"""

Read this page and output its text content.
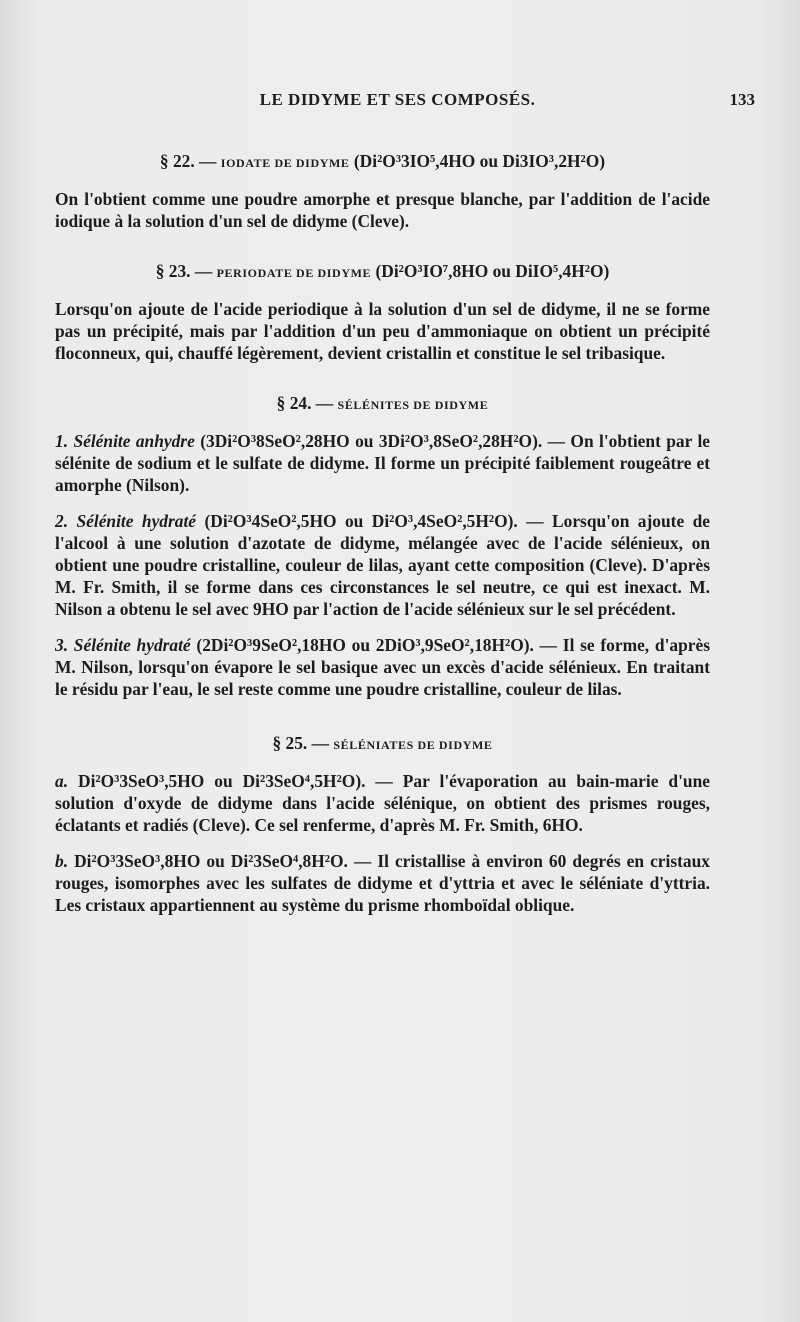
LE DIDYME ET SES COMPOSÉS.	133
§ 22. — IODATE DE DIDYME (Di²O³3IO⁵,4HO ou Di3IO³,2H²O)

On l'obtient comme une poudre amorphe et presque blanche, par l'addition de l'acide iodique à la solution d'un sel de didyme (Cleve).

§ 23. — PERIODATE DE DIDYME (Di²O³IO⁷,8HO ou DiIO⁵,4H²O)

Lorsqu'on ajoute de l'acide periodique à la solution d'un sel de didyme, il ne se forme pas un précipité, mais par l'addition d'un peu d'ammoniaque on obtient un précipité floconneux, qui, chauffé légèrement, devient cristallin et constitue le sel tribasique.

§ 24. — SÉLÉNITES DE DIDYME

1. Sélénite anhydre (3Di²O³8SeO²,28HO ou 3Di²O³,8SeO²,28H²O). — On l'obtient par le sélénite de sodium et le sulfate de didyme. Il forme un précipité faiblement rougeâtre et amorphe (Nilson).

2. Sélénite hydraté (Di²O³4SeO²,5HO ou Di²O³,4SeO²,5H²O). — Lorsqu'on ajoute de l'alcool à une solution d'azotate de didyme, mélangée avec de l'acide sélénieux, on obtient une poudre cristalline, couleur de lilas, ayant cette composition (Cleve). D'après M. Fr. Smith, il se forme dans ces circonstances le sel neutre, ce qui est inexact. M. Nilson a obtenu le sel avec 9HO par l'action de l'acide sélénieux sur le sel précédent.

3. Sélénite hydraté (2Di²O³9SeO²,18HO ou 2DiO³,9SeO²,18H²O). — Il se forme, d'après M. Nilson, lorsqu'on évapore le sel basique avec un excès d'acide sélénieux. En traitant le résidu par l'eau, le sel reste comme une poudre cristalline, couleur de lilas.

§ 25. — SÉLÉNIATES DE DIDYME

a. Di²O³3SeO³,5HO ou Di²3SeO⁴,5H²O). — Par l'évaporation au bain-marie d'une solution d'oxyde de didyme dans l'acide sélénique, on obtient des prismes rouges, éclatants et radiés (Cleve). Ce sel renferme, d'après M. Fr. Smith, 6HO.

b. Di²O³3SeO³,8HO ou Di²3SeO⁴,8H²O. — Il cristallise à environ 60 degrés en cristaux rouges, isomorphes avec les sulfates de didyme et d'yttria et avec le séléniate d'yttria. Les cristaux appartiennent au système du prisme rhomboïdal oblique.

"""

WRITTEN EXERCISE
Leaving the pictures aside, transcribe the entire listing exactly.

RESPONSE TO THIS EXERCISE
Read this page and output its text content.
LE DIDYME ET SES COMPOSÉS.	133
§ 22. — IODATE DE DIDYME (Di²O³3IO⁵,4HO ou Di3IO³,2H²O)

On l'obtient comme une poudre amorphe et presque blanche, par l'addition de l'acide iodique à la solution d'un sel de didyme (Cleve).

§ 23. — PERIODATE DE DIDYME (Di²O³IO⁷,8HO ou DiIO⁵,4H²O)

Lorsqu'on ajoute de l'acide periodique à la solution d'un sel de didyme, il ne se forme pas un précipité, mais par l'addition d'un peu d'ammoniaque on obtient un précipité floconneux, qui, chauffé légèrement, devient cristallin et constitue le sel tribasique.

§ 24. — SÉLÉNITES DE DIDYME

1. Sélénite anhydre (3Di²O³8SeO²,28HO ou 3Di²O³,8SeO²,28H²O). — On l'obtient par le sélénite de sodium et le sulfate de didyme. Il forme un précipité faiblement rougeâtre et amorphe (Nilson).

2. Sélénite hydraté (Di²O³4SeO²,5HO ou Di²O³,4SeO²,5H²O). — Lorsqu'on ajoute de l'alcool à une solution d'azotate de didyme, mélangée avec de l'acide sélénieux, on obtient une poudre cristalline, couleur de lilas, ayant cette composition (Cleve). D'après M. Fr. Smith, il se forme dans ces circonstances le sel neutre, ce qui est inexact. M. Nilson a obtenu le sel avec 9HO par l'action de l'acide sélénieux sur le sel précédent.

3. Sélénite hydraté (2Di²O³9SeO²,18HO ou 2DiO³,9SeO²,18H²O). — Il se forme, d'après M. Nilson, lorsqu'on évapore le sel basique avec un excès d'acide sélénieux. En traitant le résidu par l'eau, le sel reste comme une poudre cristalline, couleur de lilas.

§ 25. — SÉLÉNIATES DE DIDYME

a. Di²O³3SeO³,5HO ou Di²3SeO⁴,5H²O). — Par l'évaporation au bain-marie d'une solution d'oxyde de didyme dans l'acide sélénique, on obtient des prismes rouges, éclatants et radiés (Cleve). Ce sel renferme, d'après M. Fr. Smith, 6HO.

b. Di²O³3SeO³,8HO ou Di²3SeO⁴,8H²O. — Il cristallise à environ 60 degrés en cristaux rouges, isomorphes avec les sulfates de didyme et d'yttria et avec le séléniate d'yttria. Les cristaux appartiennent au système du prisme rhomboïdal oblique.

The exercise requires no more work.